** Start of INFORMATION GIVEN **
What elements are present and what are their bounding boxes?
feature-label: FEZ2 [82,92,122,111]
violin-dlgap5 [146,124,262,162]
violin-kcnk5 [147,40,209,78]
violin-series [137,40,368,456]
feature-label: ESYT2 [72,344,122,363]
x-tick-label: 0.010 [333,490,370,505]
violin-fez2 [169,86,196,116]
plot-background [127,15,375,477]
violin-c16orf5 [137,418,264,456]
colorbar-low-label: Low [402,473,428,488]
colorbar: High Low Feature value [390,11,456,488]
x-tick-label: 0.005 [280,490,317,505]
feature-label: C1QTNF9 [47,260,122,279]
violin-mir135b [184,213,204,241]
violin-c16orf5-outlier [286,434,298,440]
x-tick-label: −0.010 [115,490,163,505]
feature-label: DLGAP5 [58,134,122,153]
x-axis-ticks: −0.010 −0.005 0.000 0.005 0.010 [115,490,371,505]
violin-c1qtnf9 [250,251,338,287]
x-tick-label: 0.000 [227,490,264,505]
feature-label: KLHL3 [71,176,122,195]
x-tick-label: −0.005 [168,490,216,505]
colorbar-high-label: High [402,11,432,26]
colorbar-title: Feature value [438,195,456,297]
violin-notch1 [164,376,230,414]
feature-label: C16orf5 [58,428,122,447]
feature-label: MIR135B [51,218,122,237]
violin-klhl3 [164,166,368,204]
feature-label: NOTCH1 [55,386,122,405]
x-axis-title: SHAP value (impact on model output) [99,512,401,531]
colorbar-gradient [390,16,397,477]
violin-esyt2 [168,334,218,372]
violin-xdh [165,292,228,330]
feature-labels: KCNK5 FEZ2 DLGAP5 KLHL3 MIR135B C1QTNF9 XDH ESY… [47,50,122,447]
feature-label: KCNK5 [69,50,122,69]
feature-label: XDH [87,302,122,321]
** End of INFORMATION GIVEN **
**WORK REQUIRED**: Copy out every line of the records above, character for character, without changing anything.

**CORRECT RESPONSE**:
What elements are present and what are their bounding boxes?
feature-label: FEZ2 [82,92,122,111]
violin-dlgap5 [146,124,262,162]
violin-kcnk5 [147,40,209,78]
violin-series [137,40,368,456]
feature-label: ESYT2 [72,344,122,363]
x-tick-label: 0.010 [333,490,370,505]
violin-fez2 [169,86,196,116]
plot-background [127,15,375,477]
violin-c16orf5 [137,418,264,456]
colorbar-low-label: Low [402,473,428,488]
colorbar: High Low Feature value [390,11,456,488]
x-tick-label: 0.005 [280,490,317,505]
feature-label: C1QTNF9 [47,260,122,279]
violin-mir135b [184,213,204,241]
violin-c16orf5-outlier [286,434,298,440]
x-tick-label: −0.010 [115,490,163,505]
feature-label: DLGAP5 [58,134,122,153]
x-axis-ticks: −0.010 −0.005 0.000 0.005 0.010 [115,490,371,505]
violin-c1qtnf9 [250,251,338,287]
x-tick-label: 0.000 [227,490,264,505]
feature-label: KLHL3 [71,176,122,195]
x-tick-label: −0.005 [168,490,216,505]
colorbar-high-label: High [402,11,432,26]
colorbar-title: Feature value [438,195,456,297]
violin-notch1 [164,376,230,414]
feature-label: C16orf5 [58,428,122,447]
feature-label: MIR135B [51,218,122,237]
violin-klhl3 [164,166,368,204]
feature-label: NOTCH1 [55,386,122,405]
x-axis-title: SHAP value (impact on model output) [99,512,401,531]
colorbar-gradient [390,16,397,477]
violin-esyt2 [168,334,218,372]
violin-xdh [165,292,228,330]
feature-labels: KCNK5 FEZ2 DLGAP5 KLHL3 MIR135B C1QTNF9 XDH ESY… [47,50,122,447]
feature-label: KCNK5 [69,50,122,69]
feature-label: XDH [87,302,122,321]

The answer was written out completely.